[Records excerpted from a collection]
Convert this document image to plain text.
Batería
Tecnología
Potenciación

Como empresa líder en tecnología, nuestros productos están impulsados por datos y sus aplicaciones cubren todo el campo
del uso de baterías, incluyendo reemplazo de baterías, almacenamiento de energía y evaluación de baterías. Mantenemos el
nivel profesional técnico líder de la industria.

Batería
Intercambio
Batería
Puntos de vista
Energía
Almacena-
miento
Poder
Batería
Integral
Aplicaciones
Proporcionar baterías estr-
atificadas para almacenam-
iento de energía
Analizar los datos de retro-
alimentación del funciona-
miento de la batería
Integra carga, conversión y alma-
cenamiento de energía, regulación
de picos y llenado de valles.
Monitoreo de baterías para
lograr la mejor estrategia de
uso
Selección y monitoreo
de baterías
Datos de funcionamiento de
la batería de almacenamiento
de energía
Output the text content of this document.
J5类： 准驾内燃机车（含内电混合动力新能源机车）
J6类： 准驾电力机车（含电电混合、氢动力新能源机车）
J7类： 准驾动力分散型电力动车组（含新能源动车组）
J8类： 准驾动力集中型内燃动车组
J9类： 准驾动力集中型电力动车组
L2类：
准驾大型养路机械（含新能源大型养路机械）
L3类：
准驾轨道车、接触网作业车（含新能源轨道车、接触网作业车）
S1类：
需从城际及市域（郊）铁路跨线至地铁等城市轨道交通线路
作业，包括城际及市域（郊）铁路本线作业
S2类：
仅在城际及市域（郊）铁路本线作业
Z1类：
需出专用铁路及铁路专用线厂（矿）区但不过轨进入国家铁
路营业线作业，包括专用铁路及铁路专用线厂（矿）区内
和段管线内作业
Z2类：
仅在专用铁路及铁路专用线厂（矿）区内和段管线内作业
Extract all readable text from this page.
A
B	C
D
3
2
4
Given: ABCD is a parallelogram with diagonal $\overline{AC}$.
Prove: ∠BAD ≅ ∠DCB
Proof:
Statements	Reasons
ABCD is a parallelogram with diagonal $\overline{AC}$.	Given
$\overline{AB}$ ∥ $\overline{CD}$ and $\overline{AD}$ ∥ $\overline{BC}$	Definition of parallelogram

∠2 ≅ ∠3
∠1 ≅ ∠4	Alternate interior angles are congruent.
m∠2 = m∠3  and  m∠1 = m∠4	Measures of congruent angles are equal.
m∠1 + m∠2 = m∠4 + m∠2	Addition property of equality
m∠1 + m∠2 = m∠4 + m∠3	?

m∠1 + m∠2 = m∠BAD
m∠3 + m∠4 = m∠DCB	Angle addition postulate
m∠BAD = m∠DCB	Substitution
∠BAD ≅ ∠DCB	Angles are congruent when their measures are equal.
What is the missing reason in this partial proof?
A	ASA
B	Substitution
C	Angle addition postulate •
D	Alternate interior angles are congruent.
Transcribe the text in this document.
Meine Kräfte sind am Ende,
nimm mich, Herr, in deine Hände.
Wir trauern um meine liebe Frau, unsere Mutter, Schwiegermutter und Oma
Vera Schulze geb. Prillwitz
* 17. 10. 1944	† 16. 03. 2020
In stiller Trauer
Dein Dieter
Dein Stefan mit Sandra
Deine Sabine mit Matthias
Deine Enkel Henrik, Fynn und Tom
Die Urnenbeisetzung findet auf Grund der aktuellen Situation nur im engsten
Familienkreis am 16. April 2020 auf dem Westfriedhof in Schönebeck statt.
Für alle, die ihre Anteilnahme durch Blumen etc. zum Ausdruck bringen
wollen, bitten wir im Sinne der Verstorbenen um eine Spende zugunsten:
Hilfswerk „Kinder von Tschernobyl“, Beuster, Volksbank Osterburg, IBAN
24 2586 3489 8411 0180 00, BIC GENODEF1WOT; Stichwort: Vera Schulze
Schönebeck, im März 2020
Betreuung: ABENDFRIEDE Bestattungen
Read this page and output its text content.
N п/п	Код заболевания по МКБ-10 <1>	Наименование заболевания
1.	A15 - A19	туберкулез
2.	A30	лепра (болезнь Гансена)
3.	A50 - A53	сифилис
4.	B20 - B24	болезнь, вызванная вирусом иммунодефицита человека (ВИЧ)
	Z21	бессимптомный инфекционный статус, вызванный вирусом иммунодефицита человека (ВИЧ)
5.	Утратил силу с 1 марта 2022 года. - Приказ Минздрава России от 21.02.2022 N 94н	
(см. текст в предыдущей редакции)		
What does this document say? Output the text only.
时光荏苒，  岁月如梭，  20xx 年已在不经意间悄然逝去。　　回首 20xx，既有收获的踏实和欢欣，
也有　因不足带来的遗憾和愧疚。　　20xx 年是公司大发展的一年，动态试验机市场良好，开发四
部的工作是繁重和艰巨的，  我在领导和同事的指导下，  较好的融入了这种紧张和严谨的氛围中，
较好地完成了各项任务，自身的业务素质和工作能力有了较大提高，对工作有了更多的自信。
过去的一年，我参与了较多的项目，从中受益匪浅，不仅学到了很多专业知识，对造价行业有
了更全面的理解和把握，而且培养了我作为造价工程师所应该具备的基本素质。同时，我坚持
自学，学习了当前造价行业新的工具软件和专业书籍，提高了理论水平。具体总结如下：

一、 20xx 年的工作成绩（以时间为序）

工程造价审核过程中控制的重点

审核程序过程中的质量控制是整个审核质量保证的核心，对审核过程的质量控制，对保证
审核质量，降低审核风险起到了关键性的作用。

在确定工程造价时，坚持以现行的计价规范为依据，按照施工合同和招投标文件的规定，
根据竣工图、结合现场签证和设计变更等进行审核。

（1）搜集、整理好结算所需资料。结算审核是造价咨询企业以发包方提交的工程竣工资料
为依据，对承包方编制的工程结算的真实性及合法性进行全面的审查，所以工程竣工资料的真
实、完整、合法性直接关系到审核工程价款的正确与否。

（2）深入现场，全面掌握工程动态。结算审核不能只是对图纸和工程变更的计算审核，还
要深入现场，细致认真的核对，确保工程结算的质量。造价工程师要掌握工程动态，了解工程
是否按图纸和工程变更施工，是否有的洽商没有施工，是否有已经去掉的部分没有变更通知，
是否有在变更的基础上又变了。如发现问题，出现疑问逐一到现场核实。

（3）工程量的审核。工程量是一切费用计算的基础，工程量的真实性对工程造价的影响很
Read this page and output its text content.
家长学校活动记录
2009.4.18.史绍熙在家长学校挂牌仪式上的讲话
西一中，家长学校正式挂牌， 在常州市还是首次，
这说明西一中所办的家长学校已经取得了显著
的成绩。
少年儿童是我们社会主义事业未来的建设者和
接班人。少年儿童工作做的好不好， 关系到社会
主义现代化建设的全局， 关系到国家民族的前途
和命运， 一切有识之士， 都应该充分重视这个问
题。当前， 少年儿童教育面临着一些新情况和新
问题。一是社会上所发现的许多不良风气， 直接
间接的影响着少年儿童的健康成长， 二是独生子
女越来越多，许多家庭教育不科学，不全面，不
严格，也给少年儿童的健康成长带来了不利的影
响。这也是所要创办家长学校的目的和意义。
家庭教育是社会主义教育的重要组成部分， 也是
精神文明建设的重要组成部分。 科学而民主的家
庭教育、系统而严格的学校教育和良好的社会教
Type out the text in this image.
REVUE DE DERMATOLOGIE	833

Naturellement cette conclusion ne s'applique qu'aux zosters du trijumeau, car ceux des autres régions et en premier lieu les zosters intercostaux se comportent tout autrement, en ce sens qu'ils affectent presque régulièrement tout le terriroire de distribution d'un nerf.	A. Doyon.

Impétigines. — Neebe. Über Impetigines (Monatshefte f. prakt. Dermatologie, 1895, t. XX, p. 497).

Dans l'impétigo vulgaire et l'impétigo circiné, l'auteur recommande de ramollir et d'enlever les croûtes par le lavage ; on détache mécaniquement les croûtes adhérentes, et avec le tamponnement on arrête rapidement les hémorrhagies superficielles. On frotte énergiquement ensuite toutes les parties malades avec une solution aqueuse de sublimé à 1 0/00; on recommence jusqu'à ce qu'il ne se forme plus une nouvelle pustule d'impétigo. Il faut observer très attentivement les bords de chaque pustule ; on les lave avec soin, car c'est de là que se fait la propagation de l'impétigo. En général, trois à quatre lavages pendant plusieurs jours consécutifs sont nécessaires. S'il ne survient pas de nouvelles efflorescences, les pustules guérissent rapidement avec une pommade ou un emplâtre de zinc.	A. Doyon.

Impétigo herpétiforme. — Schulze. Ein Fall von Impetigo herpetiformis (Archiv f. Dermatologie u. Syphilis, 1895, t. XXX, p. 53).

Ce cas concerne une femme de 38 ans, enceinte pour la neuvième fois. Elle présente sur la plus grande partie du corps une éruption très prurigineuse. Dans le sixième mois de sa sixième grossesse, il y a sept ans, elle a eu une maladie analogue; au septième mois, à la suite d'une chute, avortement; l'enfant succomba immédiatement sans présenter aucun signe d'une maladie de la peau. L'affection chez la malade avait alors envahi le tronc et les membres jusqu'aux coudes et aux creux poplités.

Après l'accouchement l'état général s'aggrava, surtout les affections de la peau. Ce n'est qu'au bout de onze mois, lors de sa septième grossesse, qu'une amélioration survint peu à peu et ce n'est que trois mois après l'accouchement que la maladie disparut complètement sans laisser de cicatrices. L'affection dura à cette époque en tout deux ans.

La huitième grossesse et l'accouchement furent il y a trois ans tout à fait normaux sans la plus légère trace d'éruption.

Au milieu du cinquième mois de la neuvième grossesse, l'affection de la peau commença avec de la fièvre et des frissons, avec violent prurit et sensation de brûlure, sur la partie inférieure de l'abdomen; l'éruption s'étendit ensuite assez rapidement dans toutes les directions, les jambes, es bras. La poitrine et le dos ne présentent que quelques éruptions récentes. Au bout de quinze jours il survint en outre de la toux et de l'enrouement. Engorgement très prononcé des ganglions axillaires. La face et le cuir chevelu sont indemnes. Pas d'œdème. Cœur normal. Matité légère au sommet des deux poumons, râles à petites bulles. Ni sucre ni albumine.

**Task description**:
Each line that holds the word "Given" should be extracted from the records.

**Written reply**:
Given: ABCD is a parallelogram with diagonal $\overline{AC}$.
ABCD is a parallelogram with diagonal $\overline{AC}$.	Given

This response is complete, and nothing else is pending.